**WORK TO COMPLETE**
Write out every single entry exactly.

**TASK INPUT**
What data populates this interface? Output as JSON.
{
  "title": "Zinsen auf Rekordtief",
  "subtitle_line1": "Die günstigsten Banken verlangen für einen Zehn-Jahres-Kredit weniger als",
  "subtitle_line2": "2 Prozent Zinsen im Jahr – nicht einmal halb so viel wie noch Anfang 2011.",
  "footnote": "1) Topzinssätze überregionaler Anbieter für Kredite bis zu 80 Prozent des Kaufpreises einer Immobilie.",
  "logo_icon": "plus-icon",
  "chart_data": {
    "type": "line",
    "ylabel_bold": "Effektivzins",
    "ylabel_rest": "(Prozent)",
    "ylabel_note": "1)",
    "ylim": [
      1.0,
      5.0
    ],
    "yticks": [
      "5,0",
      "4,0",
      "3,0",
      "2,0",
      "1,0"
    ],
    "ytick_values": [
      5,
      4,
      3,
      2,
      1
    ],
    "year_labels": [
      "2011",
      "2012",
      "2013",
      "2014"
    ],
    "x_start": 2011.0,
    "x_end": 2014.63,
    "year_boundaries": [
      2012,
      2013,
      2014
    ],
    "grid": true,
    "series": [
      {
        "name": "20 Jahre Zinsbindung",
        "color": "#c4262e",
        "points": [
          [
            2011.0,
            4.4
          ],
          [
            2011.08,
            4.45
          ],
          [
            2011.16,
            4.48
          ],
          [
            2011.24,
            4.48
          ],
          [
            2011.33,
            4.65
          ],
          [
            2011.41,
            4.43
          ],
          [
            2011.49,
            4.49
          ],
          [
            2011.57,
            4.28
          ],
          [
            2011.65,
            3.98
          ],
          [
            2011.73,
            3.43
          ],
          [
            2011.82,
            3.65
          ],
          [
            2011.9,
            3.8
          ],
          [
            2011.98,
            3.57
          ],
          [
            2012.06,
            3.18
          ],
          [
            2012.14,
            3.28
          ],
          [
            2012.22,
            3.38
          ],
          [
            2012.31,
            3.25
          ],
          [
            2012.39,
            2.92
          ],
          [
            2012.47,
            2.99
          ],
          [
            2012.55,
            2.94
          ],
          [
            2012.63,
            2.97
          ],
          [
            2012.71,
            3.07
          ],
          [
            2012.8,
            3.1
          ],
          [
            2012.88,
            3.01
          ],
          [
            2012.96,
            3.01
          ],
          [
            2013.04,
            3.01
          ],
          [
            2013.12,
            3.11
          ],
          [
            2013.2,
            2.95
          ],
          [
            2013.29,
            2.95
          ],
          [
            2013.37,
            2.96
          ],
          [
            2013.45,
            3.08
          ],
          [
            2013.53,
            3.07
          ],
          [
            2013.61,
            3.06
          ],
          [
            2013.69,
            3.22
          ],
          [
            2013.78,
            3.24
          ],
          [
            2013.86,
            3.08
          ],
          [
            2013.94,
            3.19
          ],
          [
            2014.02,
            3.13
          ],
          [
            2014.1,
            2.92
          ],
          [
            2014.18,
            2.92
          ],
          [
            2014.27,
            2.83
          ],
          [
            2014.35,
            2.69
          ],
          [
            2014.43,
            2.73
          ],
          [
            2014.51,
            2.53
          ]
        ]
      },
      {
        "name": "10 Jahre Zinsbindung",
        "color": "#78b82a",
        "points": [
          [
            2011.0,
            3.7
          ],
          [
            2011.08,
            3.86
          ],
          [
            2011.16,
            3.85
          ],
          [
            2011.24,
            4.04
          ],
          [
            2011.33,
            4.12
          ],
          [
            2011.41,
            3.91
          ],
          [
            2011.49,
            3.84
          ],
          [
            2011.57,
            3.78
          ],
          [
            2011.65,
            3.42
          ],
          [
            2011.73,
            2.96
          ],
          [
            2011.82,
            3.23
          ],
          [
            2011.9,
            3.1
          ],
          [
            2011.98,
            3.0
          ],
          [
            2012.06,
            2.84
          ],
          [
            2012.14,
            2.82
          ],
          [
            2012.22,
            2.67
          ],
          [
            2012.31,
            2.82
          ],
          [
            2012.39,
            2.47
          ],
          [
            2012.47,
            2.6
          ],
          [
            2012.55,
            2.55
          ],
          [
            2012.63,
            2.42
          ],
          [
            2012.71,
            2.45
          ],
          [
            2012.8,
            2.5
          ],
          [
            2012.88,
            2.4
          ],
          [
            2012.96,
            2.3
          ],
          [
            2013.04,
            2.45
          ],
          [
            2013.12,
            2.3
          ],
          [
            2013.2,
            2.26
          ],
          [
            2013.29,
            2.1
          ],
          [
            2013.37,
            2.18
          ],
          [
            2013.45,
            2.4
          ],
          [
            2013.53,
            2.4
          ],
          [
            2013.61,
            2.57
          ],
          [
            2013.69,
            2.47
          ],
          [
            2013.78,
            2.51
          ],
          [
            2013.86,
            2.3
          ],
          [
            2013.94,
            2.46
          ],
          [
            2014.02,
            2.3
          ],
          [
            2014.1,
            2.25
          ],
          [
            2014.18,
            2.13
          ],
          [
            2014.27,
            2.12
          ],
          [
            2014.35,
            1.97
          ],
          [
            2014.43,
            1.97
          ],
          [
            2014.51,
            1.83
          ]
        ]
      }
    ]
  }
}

**FULL ANSWER**
What data populates this interface? Output as JSON.
{
  "title": "Zinsen auf Rekordtief",
  "subtitle_line1": "Die günstigsten Banken verlangen für einen Zehn-Jahres-Kredit weniger als",
  "subtitle_line2": "2 Prozent Zinsen im Jahr – nicht einmal halb so viel wie noch Anfang 2011.",
  "footnote": "1) Topzinssätze überregionaler Anbieter für Kredite bis zu 80 Prozent des Kaufpreises einer Immobilie.",
  "logo_icon": "plus-icon",
  "chart_data": {
    "type": "line",
    "ylabel_bold": "Effektivzins",
    "ylabel_rest": "(Prozent)",
    "ylabel_note": "1)",
    "ylim": [
      1.0,
      5.0
    ],
    "yticks": [
      "5,0",
      "4,0",
      "3,0",
      "2,0",
      "1,0"
    ],
    "ytick_values": [
      5,
      4,
      3,
      2,
      1
    ],
    "year_labels": [
      "2011",
      "2012",
      "2013",
      "2014"
    ],
    "x_start": 2011.0,
    "x_end": 2014.63,
    "year_boundaries": [
      2012,
      2013,
      2014
    ],
    "grid": true,
    "series": [
      {
        "name": "20 Jahre Zinsbindung",
        "color": "#c4262e",
        "points": [
          [
            2011.0,
            4.4
          ],
          [
            2011.08,
            4.45
          ],
          [
            2011.16,
            4.48
          ],
          [
            2011.24,
            4.48
          ],
          [
            2011.33,
            4.65
          ],
          [
            2011.41,
            4.43
          ],
          [
            2011.49,
            4.49
          ],
          [
            2011.57,
            4.28
          ],
          [
            2011.65,
            3.98
          ],
          [
            2011.73,
            3.43
          ],
          [
            2011.82,
            3.65
          ],
          [
            2011.9,
            3.8
          ],
          [
            2011.98,
            3.57
          ],
          [
            2012.06,
            3.18
          ],
          [
            2012.14,
            3.28
          ],
          [
            2012.22,
            3.38
          ],
          [
            2012.31,
            3.25
          ],
          [
            2012.39,
            2.92
          ],
          [
            2012.47,
            2.99
          ],
          [
            2012.55,
            2.94
          ],
          [
            2012.63,
            2.97
          ],
          [
            2012.71,
            3.07
          ],
          [
            2012.8,
            3.1
          ],
          [
            2012.88,
            3.01
          ],
          [
            2012.96,
            3.01
          ],
          [
            2013.04,
            3.01
          ],
          [
            2013.12,
            3.11
          ],
          [
            2013.2,
            2.95
          ],
          [
            2013.29,
            2.95
          ],
          [
            2013.37,
            2.96
          ],
          [
            2013.45,
            3.08
          ],
          [
            2013.53,
            3.07
          ],
          [
            2013.61,
            3.06
          ],
          [
            2013.69,
            3.22
          ],
          [
            2013.78,
            3.24
          ],
          [
            2013.86,
            3.08
          ],
          [
            2013.94,
            3.19
          ],
          [
            2014.02,
            3.13
          ],
          [
            2014.1,
            2.92
          ],
          [
            2014.18,
            2.92
          ],
          [
            2014.27,
            2.83
          ],
          [
            2014.35,
            2.69
          ],
          [
            2014.43,
            2.73
          ],
          [
            2014.51,
            2.53
          ]
        ]
      },
      {
        "name": "10 Jahre Zinsbindung",
        "color": "#78b82a",
        "points": [
          [
            2011.0,
            3.7
          ],
          [
            2011.08,
            3.86
          ],
          [
            2011.16,
            3.85
          ],
          [
            2011.24,
            4.04
          ],
          [
            2011.33,
            4.12
          ],
          [
            2011.41,
            3.91
          ],
          [
            2011.49,
            3.84
          ],
          [
            2011.57,
            3.78
          ],
          [
            2011.65,
            3.42
          ],
          [
            2011.73,
            2.96
          ],
          [
            2011.82,
            3.23
          ],
          [
            2011.9,
            3.1
          ],
          [
            2011.98,
            3.0
          ],
          [
            2012.06,
            2.84
          ],
          [
            2012.14,
            2.82
          ],
          [
            2012.22,
            2.67
          ],
          [
            2012.31,
            2.82
          ],
          [
            2012.39,
            2.47
          ],
          [
            2012.47,
            2.6
          ],
          [
            2012.55,
            2.55
          ],
          [
            2012.63,
            2.42
          ],
          [
            2012.71,
            2.45
          ],
          [
            2012.8,
            2.5
          ],
          [
            2012.88,
            2.4
          ],
          [
            2012.96,
            2.3
          ],
          [
            2013.04,
            2.45
          ],
          [
            2013.12,
            2.3
          ],
          [
            2013.2,
            2.26
          ],
          [
            2013.29,
            2.1
          ],
          [
            2013.37,
            2.18
          ],
          [
            2013.45,
            2.4
          ],
          [
            2013.53,
            2.4
          ],
          [
            2013.61,
            2.57
          ],
          [
            2013.69,
            2.47
          ],
          [
            2013.78,
            2.51
          ],
          [
            2013.86,
            2.3
          ],
          [
            2013.94,
            2.46
          ],
          [
            2014.02,
            2.3
          ],
          [
            2014.1,
            2.25
          ],
          [
            2014.18,
            2.13
          ],
          [
            2014.27,
            2.12
          ],
          [
            2014.35,
            1.97
          ],
          [
            2014.43,
            1.97
          ],
          [
            2014.51,
            1.83
          ]
        ]
      }
    ]
  }
}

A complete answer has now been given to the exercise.